▶ [Exercise aim] Using the data below, repeat all of it precisely.

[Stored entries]
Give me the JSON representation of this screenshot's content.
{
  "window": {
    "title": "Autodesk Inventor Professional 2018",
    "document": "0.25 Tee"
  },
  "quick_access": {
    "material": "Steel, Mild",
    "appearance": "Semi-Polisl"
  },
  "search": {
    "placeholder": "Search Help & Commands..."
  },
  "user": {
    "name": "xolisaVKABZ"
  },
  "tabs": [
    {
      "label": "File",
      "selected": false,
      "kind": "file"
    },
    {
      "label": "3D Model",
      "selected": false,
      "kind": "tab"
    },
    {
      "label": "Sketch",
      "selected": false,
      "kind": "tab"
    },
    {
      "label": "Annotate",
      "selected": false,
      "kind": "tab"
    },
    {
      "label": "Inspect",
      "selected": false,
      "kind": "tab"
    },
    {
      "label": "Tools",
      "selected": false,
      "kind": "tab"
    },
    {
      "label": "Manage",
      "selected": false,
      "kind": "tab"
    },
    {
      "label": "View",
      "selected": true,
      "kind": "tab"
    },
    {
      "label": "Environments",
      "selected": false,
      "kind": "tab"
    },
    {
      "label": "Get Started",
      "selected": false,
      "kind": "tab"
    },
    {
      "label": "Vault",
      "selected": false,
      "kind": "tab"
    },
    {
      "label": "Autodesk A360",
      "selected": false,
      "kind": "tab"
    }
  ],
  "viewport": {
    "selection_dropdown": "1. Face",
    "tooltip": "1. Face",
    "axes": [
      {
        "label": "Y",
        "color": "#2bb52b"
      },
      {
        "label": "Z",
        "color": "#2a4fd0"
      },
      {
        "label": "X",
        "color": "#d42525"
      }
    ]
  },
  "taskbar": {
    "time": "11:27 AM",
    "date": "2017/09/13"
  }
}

▶ [Response to this exercise]
Give me the JSON representation of this screenshot's content.
{
  "window": {
    "title": "Autodesk Inventor Professional 2018",
    "document": "0.25 Tee"
  },
  "quick_access": {
    "material": "Steel, Mild",
    "appearance": "Semi-Polisl"
  },
  "search": {
    "placeholder": "Search Help & Commands..."
  },
  "user": {
    "name": "xolisaVKABZ"
  },
  "tabs": [
    {
      "label": "File",
      "selected": false,
      "kind": "file"
    },
    {
      "label": "3D Model",
      "selected": false,
      "kind": "tab"
    },
    {
      "label": "Sketch",
      "selected": false,
      "kind": "tab"
    },
    {
      "label": "Annotate",
      "selected": false,
      "kind": "tab"
    },
    {
      "label": "Inspect",
      "selected": false,
      "kind": "tab"
    },
    {
      "label": "Tools",
      "selected": false,
      "kind": "tab"
    },
    {
      "label": "Manage",
      "selected": false,
      "kind": "tab"
    },
    {
      "label": "View",
      "selected": true,
      "kind": "tab"
    },
    {
      "label": "Environments",
      "selected": false,
      "kind": "tab"
    },
    {
      "label": "Get Started",
      "selected": false,
      "kind": "tab"
    },
    {
      "label": "Vault",
      "selected": false,
      "kind": "tab"
    },
    {
      "label": "Autodesk A360",
      "selected": false,
      "kind": "tab"
    }
  ],
  "viewport": {
    "selection_dropdown": "1. Face",
    "tooltip": "1. Face",
    "axes": [
      {
        "label": "Y",
        "color": "#2bb52b"
      },
      {
        "label": "Z",
        "color": "#2a4fd0"
      },
      {
        "label": "X",
        "color": "#d42525"
      }
    ]
  },
  "taskbar": {
    "time": "11:27 AM",
    "date": "2017/09/13"
  }
}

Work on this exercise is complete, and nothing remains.